BARCELONA 27 Sep. (EUROPA PRESS) -
La responsable de la escuela de música Granados-Marshall, Carlota Garriga, definió a la pianista Alicia de Larrocha, que presidía el centro, como una "antidiva" y una gran trabajadora a quien nunca le interesaron las condecoraciones.
"Agradecía los aplausos, pero al acabar las actuaciones se iba a casa a pensar en el próximo concierto", aseguró Garriga, en declaraciones a los periodistas tras acudir a la capilla ardiente de la concertista.
"Cuando muera, no lo digáis a nadie", recordó que le había dicho la pianista que, según Garriga, siempre quiso pasar desapercibida.
Garriga subrayó la sencillez y la auto exigencia de la pianista, y destacó que hasta hace dos años aún daba clases en su casa a pianistas de países como Japón y Rusia, mucho de los cuales enseñan ahora el repertorio español en sus lugares de origen.

Ítems proporcionados:
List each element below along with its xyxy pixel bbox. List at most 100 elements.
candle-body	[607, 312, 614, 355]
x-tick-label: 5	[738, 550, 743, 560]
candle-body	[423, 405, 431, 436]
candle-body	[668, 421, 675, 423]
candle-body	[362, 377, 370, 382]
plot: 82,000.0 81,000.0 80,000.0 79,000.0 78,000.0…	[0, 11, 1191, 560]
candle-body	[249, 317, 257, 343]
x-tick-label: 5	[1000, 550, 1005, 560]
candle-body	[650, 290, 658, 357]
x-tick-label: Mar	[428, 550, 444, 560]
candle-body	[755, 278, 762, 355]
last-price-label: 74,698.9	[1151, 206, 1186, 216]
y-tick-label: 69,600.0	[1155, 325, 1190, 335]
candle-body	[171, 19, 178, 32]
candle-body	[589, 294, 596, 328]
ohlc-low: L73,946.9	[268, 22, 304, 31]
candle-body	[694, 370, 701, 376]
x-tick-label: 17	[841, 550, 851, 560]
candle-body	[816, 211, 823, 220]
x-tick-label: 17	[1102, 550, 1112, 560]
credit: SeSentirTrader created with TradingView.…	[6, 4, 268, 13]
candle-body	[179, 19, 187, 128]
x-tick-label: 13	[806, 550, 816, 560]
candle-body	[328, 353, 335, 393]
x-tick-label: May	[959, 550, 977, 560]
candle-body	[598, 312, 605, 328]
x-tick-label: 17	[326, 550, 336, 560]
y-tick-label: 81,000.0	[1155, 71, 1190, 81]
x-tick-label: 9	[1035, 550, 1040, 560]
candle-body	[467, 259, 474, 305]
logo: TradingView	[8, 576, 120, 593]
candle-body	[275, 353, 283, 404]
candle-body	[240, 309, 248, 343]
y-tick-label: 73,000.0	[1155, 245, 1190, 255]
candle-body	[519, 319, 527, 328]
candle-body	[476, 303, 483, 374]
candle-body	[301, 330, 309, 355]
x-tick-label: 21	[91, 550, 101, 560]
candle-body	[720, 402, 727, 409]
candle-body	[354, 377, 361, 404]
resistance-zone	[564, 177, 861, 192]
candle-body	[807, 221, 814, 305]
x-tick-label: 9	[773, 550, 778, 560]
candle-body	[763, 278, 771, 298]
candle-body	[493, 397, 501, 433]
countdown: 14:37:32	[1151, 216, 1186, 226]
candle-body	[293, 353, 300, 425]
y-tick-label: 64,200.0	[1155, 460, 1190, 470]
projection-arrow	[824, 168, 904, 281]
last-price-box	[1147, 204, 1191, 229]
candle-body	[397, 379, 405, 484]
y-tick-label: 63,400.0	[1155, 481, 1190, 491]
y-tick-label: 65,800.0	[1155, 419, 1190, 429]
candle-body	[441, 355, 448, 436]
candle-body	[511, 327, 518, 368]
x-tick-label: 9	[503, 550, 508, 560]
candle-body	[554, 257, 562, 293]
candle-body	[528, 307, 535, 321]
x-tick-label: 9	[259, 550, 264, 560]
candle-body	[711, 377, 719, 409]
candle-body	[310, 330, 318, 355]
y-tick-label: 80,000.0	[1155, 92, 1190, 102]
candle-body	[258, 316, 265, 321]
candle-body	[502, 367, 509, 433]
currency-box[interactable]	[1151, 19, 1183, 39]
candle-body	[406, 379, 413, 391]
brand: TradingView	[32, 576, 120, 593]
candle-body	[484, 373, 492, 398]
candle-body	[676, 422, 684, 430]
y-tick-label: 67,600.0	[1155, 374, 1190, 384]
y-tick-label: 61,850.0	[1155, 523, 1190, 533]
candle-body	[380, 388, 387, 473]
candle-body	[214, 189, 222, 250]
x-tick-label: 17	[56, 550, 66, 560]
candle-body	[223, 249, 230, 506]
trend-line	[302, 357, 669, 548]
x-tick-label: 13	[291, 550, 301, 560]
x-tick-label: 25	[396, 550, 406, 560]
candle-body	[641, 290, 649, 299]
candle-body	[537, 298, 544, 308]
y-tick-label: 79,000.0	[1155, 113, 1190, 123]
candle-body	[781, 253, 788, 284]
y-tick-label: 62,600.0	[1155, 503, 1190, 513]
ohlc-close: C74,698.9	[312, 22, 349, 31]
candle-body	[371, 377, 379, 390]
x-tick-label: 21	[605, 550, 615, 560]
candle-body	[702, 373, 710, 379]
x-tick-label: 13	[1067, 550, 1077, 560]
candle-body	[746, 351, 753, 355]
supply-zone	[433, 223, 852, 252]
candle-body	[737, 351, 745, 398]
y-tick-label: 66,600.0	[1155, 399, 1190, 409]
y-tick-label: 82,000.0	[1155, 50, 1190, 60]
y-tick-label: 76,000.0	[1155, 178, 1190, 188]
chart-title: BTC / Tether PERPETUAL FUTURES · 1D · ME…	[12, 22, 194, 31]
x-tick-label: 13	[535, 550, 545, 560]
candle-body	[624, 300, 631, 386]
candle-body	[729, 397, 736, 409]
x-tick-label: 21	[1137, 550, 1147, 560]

Tarea 1:
Según la noticia sobre Alicia de Larrocha, ¿qué función desempeñaba la pianista en la escuela de música Granados-Marshall?
Tarea 2:
Escriba la continuación de la noticia sobre Alicia de Larrocha a partir de su último párrafo.

Respuesta escrita 1:
Presidía el centro.

Respuesta escrita 2:
Añadió que había sacrificado mucho para dedicarse a su carrera y que dio libertad a sus descendientes y discípulos para divulgar sus interpretaciones tras su muerte.
La escuela de música Grranados-Marshall la fundó hace más de un siglo el compositor Enric Granados, y al fallecer, se hizo cargo del centro su discípulo y colaborador en la tarea pedagógica de la academia, Frank Marshall. En 1959, Alicia de Larrocha se responsabilizó de la escuela.